>> START INFORMATION PROVIDED
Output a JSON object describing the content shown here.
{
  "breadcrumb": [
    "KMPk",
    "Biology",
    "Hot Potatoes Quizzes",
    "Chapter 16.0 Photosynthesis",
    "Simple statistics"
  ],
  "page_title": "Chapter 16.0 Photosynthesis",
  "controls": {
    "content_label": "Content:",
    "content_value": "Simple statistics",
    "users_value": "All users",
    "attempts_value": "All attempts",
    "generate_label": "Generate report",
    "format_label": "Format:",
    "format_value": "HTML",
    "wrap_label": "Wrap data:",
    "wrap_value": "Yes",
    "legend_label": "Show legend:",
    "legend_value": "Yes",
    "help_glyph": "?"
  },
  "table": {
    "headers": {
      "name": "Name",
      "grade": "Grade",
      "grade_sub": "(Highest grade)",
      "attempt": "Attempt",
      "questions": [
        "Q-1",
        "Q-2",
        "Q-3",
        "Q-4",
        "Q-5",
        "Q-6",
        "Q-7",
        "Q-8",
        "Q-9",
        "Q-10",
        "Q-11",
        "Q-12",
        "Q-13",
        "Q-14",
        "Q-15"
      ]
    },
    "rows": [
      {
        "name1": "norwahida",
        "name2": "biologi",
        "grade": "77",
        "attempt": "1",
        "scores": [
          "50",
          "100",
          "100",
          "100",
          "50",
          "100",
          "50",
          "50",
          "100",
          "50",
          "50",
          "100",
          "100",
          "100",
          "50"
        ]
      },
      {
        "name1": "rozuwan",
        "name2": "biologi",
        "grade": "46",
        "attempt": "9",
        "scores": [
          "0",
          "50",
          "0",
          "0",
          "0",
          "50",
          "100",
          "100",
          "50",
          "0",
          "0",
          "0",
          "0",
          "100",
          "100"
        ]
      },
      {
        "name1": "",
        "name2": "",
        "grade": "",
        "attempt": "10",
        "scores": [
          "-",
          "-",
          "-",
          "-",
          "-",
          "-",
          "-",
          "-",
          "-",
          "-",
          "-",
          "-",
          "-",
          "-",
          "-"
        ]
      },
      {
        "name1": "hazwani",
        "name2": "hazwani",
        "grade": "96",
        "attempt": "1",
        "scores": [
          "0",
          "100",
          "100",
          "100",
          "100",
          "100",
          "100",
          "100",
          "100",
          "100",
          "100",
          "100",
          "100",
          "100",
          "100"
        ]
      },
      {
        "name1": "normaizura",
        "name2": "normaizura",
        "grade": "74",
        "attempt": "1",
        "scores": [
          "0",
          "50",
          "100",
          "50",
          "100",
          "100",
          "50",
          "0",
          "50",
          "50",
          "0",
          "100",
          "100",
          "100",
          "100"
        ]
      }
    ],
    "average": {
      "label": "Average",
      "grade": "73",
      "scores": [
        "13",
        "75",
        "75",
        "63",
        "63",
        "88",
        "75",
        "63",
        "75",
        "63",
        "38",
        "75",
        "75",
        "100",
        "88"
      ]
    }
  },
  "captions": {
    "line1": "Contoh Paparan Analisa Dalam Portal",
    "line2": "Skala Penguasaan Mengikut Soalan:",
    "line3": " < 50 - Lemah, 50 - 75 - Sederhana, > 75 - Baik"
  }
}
>> END INFORMATION PROVIDED
EXERCISE: Which lines of the data include "Simple"? Copy each of them.

OUTPUT FOR THIS EXERCISE:
    "Simple statistics"
    "content_value": "Simple statistics",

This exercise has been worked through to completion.